**TASK TO CARRY OUT**
Lines that contain the string "ylabel" are to be copied; leave out all others.

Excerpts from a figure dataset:
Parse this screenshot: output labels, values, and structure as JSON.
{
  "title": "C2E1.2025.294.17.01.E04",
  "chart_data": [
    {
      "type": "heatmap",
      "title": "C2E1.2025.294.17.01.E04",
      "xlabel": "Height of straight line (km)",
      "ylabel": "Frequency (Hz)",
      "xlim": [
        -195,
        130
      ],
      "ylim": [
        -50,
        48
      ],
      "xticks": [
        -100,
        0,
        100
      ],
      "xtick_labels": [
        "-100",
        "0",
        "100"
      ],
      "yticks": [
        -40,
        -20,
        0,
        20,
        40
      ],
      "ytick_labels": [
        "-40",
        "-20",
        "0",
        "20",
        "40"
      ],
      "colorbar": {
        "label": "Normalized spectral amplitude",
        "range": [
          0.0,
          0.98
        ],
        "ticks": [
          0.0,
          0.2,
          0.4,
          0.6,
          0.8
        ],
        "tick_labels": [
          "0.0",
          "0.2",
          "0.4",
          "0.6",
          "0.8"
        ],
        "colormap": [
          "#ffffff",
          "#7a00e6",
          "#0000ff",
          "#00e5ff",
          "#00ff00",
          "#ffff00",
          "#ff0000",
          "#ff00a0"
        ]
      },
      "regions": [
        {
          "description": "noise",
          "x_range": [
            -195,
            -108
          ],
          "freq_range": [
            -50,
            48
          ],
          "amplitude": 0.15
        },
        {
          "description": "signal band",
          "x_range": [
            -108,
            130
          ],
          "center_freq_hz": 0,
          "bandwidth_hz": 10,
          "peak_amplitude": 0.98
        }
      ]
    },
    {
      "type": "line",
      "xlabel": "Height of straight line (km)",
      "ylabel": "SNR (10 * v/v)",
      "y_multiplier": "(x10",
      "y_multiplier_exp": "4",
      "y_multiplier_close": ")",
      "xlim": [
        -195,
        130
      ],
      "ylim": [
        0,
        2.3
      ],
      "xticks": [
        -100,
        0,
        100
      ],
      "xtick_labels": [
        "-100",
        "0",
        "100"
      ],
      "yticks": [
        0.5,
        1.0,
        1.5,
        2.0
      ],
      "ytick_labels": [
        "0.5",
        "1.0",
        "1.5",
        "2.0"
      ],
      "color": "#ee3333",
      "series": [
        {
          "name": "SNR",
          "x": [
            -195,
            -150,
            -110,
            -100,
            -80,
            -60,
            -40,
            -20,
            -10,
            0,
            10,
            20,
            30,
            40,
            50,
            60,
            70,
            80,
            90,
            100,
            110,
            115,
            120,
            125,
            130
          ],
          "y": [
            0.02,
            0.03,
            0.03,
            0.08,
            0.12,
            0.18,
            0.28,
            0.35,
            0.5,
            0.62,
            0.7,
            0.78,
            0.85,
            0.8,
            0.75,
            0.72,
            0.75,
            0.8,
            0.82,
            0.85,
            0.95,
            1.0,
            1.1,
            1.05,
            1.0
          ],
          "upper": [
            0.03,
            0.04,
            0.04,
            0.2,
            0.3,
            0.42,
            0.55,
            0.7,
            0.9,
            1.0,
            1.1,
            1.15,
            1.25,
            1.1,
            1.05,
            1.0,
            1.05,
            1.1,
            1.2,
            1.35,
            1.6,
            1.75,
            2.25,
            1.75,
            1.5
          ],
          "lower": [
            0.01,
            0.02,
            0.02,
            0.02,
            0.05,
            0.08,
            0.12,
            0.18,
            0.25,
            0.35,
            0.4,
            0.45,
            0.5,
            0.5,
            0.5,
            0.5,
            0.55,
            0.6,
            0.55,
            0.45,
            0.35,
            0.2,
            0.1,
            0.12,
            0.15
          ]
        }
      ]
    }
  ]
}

--

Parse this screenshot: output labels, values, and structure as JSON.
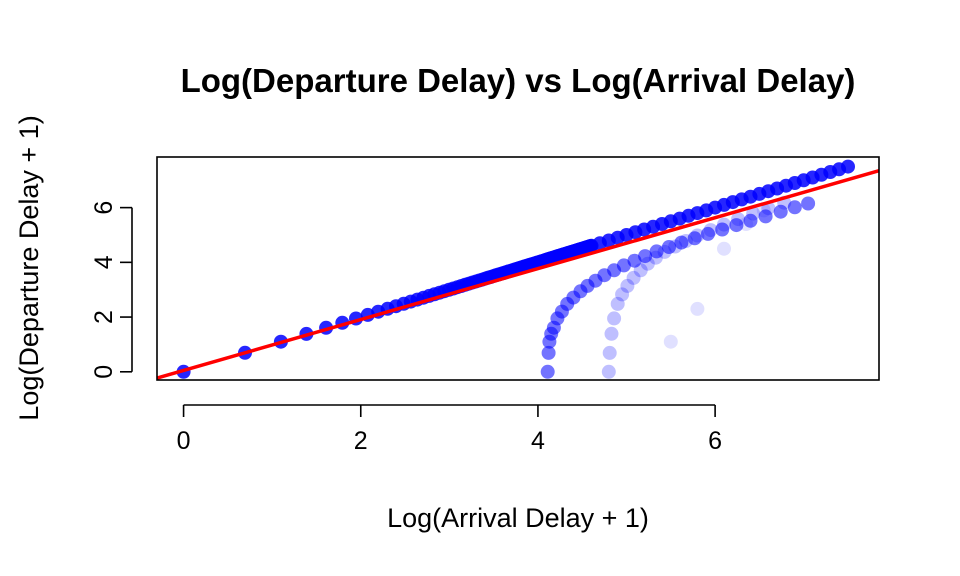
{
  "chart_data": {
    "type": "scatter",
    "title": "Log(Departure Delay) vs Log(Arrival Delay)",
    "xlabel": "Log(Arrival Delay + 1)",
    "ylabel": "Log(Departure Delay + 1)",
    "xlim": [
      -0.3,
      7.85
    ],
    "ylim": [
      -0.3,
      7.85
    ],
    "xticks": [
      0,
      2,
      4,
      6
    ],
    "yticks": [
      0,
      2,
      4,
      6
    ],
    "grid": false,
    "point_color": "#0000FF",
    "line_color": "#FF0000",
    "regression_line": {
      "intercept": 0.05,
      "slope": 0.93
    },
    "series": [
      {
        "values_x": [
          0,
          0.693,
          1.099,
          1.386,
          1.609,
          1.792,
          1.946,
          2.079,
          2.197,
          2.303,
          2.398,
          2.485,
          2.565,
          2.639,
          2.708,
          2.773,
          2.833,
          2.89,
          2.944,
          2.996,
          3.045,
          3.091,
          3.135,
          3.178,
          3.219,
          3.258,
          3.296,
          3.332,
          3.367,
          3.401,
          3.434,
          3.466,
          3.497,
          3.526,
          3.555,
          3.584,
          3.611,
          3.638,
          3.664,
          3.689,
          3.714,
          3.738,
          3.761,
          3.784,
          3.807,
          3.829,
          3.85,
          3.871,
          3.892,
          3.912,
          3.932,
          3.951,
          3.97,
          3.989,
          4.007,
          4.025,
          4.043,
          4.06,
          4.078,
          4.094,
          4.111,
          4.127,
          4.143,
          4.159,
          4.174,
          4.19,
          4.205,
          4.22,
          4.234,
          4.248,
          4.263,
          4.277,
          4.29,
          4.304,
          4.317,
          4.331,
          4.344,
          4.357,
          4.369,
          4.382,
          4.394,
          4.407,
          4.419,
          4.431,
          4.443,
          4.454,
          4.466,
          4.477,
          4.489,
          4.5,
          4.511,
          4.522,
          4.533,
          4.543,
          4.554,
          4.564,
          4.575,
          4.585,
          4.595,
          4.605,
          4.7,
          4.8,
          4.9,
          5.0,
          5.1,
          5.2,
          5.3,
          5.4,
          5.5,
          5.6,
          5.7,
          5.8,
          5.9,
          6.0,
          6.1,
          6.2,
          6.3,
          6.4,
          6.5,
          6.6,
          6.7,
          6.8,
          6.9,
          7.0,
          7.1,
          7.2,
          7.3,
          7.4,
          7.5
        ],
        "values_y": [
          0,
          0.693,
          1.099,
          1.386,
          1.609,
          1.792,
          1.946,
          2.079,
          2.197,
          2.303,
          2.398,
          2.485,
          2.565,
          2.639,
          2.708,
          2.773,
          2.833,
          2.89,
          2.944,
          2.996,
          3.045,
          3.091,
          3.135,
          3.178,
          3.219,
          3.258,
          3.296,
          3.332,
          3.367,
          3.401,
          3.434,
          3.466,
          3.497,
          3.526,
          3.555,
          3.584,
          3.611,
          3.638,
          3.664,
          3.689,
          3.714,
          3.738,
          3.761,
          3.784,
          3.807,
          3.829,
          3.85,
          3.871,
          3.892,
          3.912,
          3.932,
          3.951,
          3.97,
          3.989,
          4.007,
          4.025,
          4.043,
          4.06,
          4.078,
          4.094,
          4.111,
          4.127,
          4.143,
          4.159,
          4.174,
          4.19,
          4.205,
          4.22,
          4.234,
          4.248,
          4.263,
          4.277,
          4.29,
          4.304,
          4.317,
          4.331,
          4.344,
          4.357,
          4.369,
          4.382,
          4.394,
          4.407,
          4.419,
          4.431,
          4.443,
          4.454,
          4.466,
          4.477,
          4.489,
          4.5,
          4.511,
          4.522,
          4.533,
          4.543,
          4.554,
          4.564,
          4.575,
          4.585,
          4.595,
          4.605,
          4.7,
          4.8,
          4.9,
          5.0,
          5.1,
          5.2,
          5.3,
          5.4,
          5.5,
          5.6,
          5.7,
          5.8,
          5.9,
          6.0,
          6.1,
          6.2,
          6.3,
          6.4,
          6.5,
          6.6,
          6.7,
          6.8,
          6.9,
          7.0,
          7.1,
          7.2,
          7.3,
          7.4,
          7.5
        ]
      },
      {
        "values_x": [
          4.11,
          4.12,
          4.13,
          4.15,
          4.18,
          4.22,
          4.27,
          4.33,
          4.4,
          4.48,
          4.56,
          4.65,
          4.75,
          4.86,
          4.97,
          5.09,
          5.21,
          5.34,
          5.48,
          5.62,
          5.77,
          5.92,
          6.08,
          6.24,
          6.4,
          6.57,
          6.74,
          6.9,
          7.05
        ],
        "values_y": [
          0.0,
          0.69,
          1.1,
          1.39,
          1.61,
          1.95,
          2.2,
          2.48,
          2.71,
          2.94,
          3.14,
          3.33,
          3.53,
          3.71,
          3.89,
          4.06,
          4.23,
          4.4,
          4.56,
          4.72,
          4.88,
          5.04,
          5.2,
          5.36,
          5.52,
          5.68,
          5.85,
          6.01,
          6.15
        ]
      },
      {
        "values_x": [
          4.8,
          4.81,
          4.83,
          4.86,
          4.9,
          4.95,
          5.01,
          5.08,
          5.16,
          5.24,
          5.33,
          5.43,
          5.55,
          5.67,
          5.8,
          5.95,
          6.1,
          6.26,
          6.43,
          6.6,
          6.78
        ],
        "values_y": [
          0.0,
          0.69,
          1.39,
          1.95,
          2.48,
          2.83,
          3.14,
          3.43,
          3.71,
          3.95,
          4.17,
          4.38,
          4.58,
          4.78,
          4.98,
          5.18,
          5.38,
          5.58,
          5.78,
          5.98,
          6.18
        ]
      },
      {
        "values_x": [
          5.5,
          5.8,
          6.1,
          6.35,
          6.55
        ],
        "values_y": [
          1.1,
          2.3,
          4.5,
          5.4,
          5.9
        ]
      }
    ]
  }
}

--

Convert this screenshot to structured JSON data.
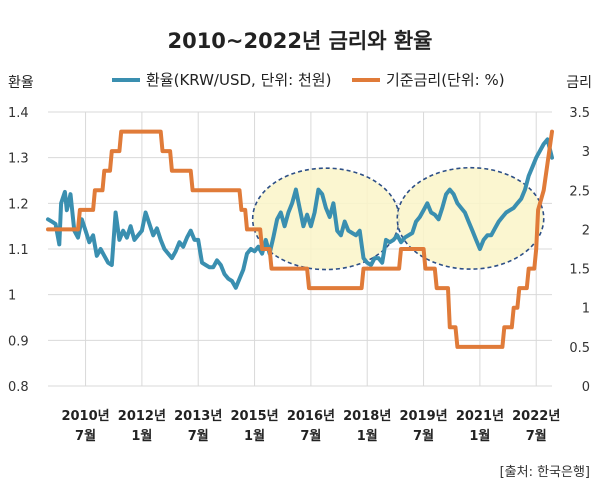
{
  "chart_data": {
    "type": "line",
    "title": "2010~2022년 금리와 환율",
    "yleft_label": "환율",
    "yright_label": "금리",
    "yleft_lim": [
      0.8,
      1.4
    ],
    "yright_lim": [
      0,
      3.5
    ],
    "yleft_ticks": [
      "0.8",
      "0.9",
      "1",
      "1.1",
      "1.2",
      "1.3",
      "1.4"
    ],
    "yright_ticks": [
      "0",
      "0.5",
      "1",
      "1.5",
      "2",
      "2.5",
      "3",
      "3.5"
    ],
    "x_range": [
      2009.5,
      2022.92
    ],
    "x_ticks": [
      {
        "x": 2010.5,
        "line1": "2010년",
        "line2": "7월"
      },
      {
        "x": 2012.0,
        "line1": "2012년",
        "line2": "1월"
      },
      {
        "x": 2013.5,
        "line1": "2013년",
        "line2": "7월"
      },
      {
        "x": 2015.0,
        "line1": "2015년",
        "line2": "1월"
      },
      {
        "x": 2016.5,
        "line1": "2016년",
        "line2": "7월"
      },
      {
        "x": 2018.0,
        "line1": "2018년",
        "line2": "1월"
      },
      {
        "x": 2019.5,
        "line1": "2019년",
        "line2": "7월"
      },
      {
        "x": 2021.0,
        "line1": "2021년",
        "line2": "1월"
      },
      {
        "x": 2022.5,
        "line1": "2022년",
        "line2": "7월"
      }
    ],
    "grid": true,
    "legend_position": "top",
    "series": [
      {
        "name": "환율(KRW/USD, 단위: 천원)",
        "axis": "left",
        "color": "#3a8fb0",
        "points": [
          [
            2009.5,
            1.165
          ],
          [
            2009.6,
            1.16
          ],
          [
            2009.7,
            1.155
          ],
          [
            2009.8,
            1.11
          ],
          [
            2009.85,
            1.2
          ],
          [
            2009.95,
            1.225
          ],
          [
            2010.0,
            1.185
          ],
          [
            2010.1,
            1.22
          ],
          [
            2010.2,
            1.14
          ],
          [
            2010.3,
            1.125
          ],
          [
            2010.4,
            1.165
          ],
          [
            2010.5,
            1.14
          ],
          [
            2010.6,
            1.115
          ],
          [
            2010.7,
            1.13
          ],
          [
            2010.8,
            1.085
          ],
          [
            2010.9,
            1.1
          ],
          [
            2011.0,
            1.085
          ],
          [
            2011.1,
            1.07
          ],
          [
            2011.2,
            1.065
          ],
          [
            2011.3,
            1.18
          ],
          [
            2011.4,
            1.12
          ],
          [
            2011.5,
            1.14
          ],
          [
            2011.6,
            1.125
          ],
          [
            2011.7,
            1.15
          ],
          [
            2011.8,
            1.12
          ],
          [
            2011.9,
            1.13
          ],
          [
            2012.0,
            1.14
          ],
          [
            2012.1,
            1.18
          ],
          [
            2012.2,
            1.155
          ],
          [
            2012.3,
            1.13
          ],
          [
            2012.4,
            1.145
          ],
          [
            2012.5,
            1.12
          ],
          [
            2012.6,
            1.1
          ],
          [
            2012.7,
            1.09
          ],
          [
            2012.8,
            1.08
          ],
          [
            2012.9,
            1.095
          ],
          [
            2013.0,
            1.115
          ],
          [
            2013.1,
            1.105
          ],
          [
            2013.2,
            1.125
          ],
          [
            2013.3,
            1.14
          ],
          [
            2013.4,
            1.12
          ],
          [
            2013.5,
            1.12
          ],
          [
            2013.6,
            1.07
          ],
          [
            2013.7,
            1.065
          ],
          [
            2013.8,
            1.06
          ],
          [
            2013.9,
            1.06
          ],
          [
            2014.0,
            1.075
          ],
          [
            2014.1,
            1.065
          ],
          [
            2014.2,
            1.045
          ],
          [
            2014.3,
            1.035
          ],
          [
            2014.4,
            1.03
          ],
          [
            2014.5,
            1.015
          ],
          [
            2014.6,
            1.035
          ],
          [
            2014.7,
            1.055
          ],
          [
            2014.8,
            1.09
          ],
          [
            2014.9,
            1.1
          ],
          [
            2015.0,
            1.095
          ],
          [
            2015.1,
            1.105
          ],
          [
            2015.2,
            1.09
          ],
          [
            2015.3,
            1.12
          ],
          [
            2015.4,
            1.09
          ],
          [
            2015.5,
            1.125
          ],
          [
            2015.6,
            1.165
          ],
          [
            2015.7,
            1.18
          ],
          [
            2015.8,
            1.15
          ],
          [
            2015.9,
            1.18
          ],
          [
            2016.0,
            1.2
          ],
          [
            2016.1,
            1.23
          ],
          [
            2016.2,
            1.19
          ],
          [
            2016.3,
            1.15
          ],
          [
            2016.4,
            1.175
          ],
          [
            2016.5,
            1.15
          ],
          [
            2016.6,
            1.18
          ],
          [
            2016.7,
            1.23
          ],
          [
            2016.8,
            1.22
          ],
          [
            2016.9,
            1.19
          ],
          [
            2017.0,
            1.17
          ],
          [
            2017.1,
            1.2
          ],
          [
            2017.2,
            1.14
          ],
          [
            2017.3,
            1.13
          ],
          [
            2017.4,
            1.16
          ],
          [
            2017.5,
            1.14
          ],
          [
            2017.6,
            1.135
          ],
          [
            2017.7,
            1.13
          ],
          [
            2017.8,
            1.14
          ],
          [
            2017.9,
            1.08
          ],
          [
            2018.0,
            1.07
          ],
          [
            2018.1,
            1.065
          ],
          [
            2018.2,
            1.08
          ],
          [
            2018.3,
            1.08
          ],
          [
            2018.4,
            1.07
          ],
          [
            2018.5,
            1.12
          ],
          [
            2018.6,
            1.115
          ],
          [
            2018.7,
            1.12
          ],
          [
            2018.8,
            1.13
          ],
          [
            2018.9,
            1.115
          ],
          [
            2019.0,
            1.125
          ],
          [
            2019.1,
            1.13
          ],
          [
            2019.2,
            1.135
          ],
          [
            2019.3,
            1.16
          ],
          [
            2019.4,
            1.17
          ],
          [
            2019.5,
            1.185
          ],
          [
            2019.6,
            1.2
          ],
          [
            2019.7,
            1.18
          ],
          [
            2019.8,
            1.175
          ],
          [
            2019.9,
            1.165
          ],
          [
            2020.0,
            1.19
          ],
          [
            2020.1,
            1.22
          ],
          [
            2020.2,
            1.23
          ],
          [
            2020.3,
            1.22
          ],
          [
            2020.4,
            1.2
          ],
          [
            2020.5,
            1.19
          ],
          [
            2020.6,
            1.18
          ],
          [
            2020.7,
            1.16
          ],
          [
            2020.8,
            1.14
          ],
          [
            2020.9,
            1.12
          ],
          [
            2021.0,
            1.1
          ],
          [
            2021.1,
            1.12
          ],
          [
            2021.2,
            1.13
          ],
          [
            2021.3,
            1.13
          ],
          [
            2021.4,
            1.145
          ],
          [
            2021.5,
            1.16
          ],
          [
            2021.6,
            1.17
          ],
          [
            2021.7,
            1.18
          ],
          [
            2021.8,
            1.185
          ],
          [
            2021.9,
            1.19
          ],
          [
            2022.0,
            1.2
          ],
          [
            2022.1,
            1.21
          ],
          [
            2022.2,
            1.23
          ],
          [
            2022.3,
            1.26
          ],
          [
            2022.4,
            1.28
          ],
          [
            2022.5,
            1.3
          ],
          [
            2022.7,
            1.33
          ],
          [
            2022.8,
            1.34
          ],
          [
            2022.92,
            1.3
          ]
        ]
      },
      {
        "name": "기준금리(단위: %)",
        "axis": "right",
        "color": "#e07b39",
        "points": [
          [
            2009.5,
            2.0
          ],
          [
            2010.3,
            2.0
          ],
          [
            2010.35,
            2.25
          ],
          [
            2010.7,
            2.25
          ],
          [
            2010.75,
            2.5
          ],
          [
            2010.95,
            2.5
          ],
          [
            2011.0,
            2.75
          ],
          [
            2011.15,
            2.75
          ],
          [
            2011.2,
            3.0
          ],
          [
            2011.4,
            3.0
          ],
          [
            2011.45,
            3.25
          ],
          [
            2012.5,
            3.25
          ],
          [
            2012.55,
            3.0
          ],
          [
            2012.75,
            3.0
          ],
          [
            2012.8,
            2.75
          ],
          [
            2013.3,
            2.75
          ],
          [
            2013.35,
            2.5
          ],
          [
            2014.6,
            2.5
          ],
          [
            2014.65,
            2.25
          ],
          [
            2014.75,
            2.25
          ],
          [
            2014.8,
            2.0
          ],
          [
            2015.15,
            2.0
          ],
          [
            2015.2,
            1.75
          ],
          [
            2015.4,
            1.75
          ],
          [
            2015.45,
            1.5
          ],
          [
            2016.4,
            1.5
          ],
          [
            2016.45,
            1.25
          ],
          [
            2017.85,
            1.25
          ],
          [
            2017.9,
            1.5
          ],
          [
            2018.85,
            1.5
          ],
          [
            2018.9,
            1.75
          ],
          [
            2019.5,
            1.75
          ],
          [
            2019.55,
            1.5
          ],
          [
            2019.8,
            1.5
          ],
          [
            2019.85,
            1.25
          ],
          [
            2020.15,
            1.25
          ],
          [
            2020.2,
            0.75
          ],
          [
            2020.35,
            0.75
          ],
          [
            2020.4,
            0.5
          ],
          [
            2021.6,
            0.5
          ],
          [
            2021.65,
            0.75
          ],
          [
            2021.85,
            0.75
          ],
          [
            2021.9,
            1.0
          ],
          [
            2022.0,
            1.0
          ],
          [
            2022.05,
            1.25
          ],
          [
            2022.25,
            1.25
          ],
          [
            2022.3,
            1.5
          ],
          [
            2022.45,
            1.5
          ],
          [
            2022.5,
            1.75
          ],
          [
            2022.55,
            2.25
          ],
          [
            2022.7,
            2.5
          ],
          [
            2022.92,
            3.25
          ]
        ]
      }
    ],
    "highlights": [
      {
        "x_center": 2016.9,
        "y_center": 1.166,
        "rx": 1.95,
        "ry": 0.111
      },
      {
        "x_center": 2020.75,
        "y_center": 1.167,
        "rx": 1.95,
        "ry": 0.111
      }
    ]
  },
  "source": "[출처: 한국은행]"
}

**SOLUTION TO THE EXERCISE**
      "ylabel": "Frequency (Hz)",
      "ylabel": "SNR (10 * v/v)",
    "ylabel": "Log(Departure Delay + 1)",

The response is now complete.